● **Requirements**: Find each line holding "degrees" and copy it out.

● **Data provided**:
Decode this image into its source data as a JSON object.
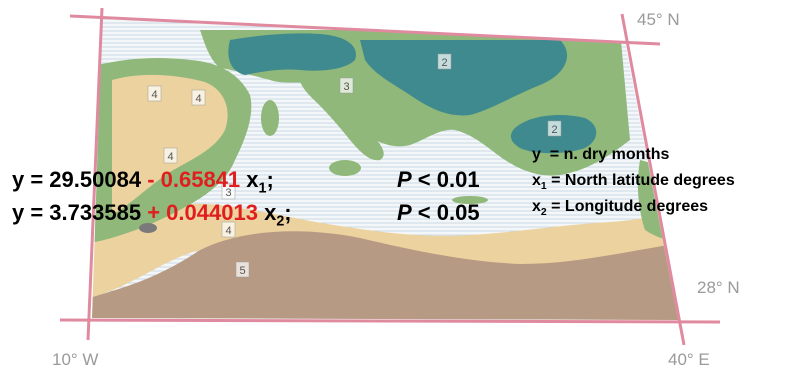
{
  "map": {
    "coordinates": {
      "north_top": "45° N",
      "north_bottom": "28° N",
      "west": "10° W",
      "east": "40° E"
    },
    "zone_labels": [
      "2",
      "2",
      "3",
      "3",
      "4",
      "4",
      "4",
      "4",
      "5"
    ],
    "colors": {
      "zone_2": "#3f8a8e",
      "zone_3": "#8fb87a",
      "zone_4": "#ecd29e",
      "zone_5": "#b79a84",
      "sea": "#eef3f6",
      "frame": "#e08aa0",
      "highlight": "#e01e1e"
    }
  },
  "equations": [
    {
      "lhs": "y = 29.50084",
      "coef": "- 0.65841",
      "var": "x",
      "sub": "1",
      "tail": ";",
      "p_label": "P",
      "p_rel": " < 0.01"
    },
    {
      "lhs": "y = 3.733585",
      "coef": "+ 0.044013",
      "var": "x",
      "sub": "2",
      "tail": ";",
      "p_label": "P",
      "p_rel": " < 0.05"
    }
  ],
  "legend": [
    {
      "var": "y",
      "sub": "",
      "text": "  = n. dry months"
    },
    {
      "var": "x",
      "sub": "1",
      "text": " = North latitude degrees"
    },
    {
      "var": "x",
      "sub": "2",
      "text": " = Longitude degrees"
    }
  ]
}
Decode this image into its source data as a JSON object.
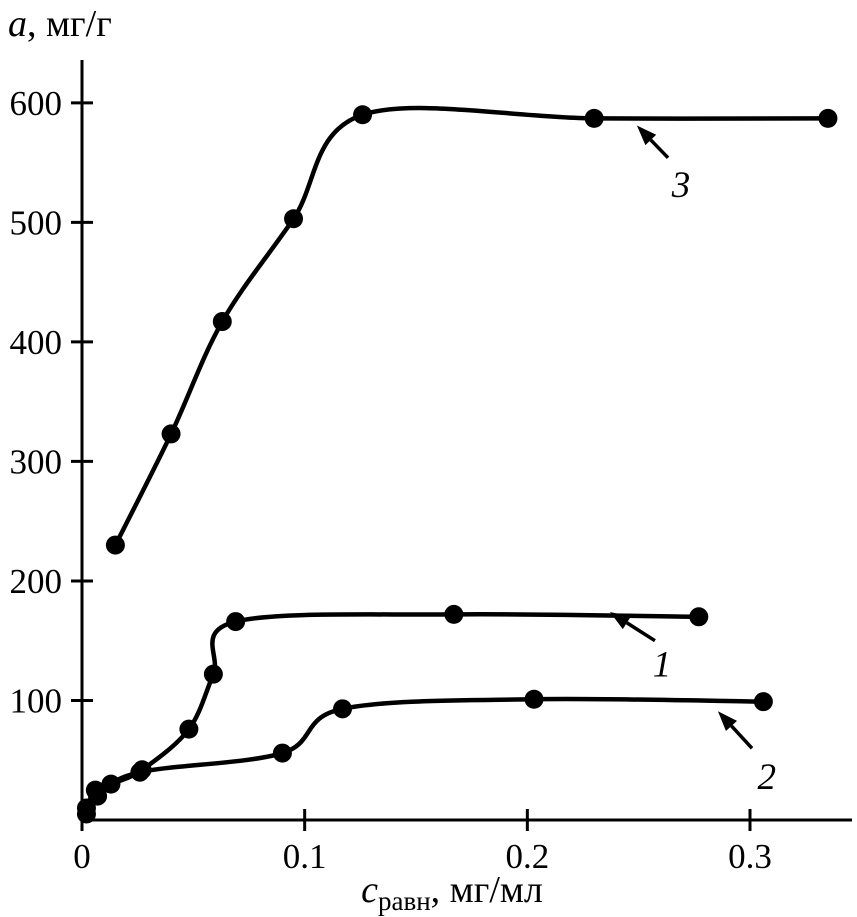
{
  "chart": {
    "ylabel_italic": "a",
    "ylabel_rest": ", мг/г",
    "xlabel_italic": "c",
    "xlabel_sub": "равн",
    "xlabel_rest": ", мг/мл"
  },
  "chart_data": {
    "type": "line",
    "title": "",
    "xlabel": "cравн, мг/мл",
    "ylabel": "a, мг/г",
    "xlim": [
      0,
      0.348
    ],
    "ylim": [
      0,
      635
    ],
    "x_ticks": [
      0,
      0.1,
      0.2,
      0.3
    ],
    "y_ticks": [
      100,
      200,
      300,
      400,
      500,
      600
    ],
    "grid": false,
    "legend": "arrow-annotations",
    "color": "#000000",
    "series": [
      {
        "name": "1",
        "points": [
          [
            0.002,
            10
          ],
          [
            0.006,
            25
          ],
          [
            0.013,
            30
          ],
          [
            0.027,
            42
          ],
          [
            0.048,
            76
          ],
          [
            0.059,
            122
          ],
          [
            0.069,
            166
          ],
          [
            0.167,
            172
          ],
          [
            0.277,
            170
          ]
        ]
      },
      {
        "name": "2",
        "points": [
          [
            0.002,
            5
          ],
          [
            0.007,
            20
          ],
          [
            0.026,
            40
          ],
          [
            0.09,
            56
          ],
          [
            0.117,
            93
          ],
          [
            0.203,
            101
          ],
          [
            0.306,
            99
          ]
        ]
      },
      {
        "name": "3",
        "points": [
          [
            0.015,
            230
          ],
          [
            0.04,
            323
          ],
          [
            0.063,
            417
          ],
          [
            0.095,
            503
          ],
          [
            0.126,
            590
          ],
          [
            0.23,
            587
          ],
          [
            0.335,
            587
          ]
        ]
      }
    ],
    "annotations": [
      {
        "label": "1",
        "label_at": [
          0.2605,
          131
        ],
        "arrow_from": [
          0.2573,
          150
        ],
        "arrow_to": [
          0.2371,
          174
        ]
      },
      {
        "label": "2",
        "label_at": [
          0.3075,
          37
        ],
        "arrow_from": [
          0.3009,
          60
        ],
        "arrow_to": [
          0.2856,
          91
        ]
      },
      {
        "label": "3",
        "label_at": [
          0.269,
          532
        ],
        "arrow_from": [
          0.2632,
          554
        ],
        "arrow_to": [
          0.2492,
          581
        ]
      }
    ]
  }
}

● **Output**:
      "text": " = North latitude degrees"
      "text": " = Longitude degrees"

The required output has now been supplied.